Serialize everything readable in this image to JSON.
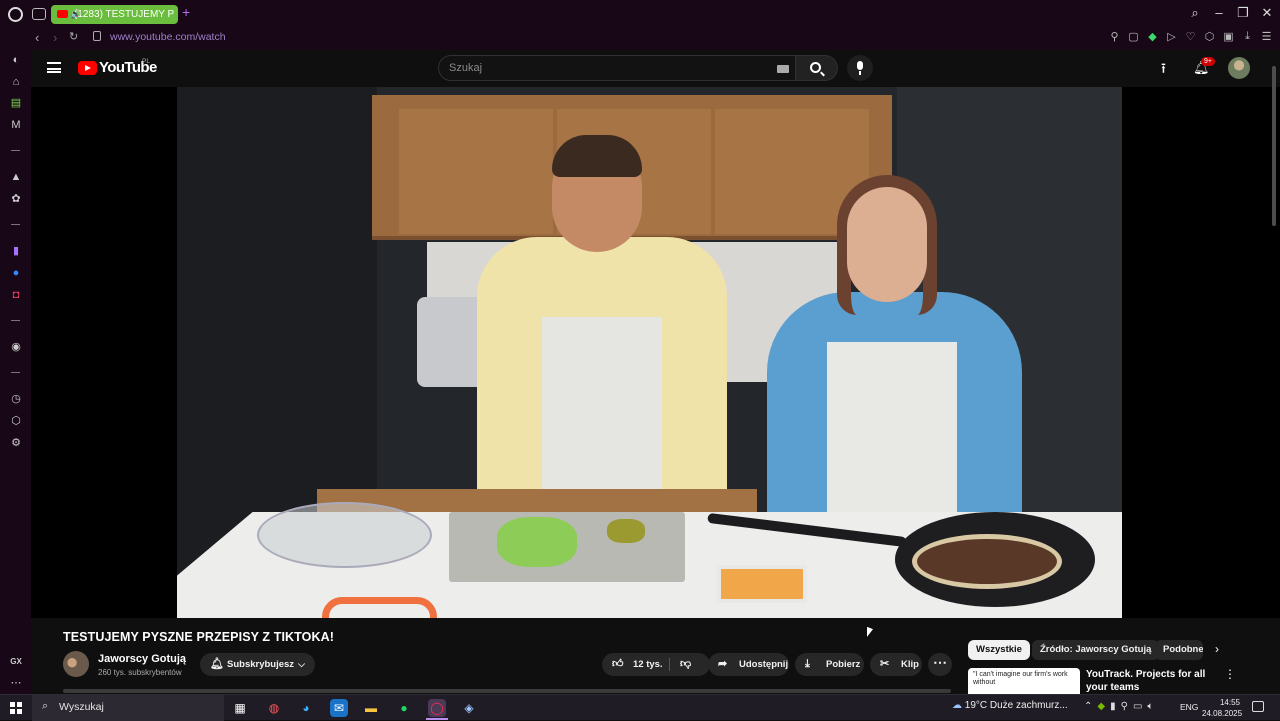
...
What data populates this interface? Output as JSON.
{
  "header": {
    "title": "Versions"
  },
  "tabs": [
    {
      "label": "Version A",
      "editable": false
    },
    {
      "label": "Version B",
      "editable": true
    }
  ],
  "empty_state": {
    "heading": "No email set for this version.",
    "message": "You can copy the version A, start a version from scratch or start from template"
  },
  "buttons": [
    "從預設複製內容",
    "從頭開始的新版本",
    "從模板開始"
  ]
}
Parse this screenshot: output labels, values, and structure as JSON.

**Exercise:** Your task is to give again the lines from the one containing "What data populates" to the one containing "Parse this screenshot: output", both lines included, exactly and without anything added.

**Solution to the exercise:**
What data populates this interface? Output as JSON.
{
  "header": {
    "title": "Versions"
  },
  "tabs": [
    {
      "label": "Version A",
      "editable": false
    },
    {
      "label": "Version B",
      "editable": true
    }
  ],
  "empty_state": {
    "heading": "No email set for this version.",
    "message": "You can copy the version A, start a version from scratch or start from template"
  },
  "buttons": [
    "從預設複製內容",
    "從頭開始的新版本",
    "從模板開始"
  ]
}
Parse this screenshot: output labels, values, and structure as JSON.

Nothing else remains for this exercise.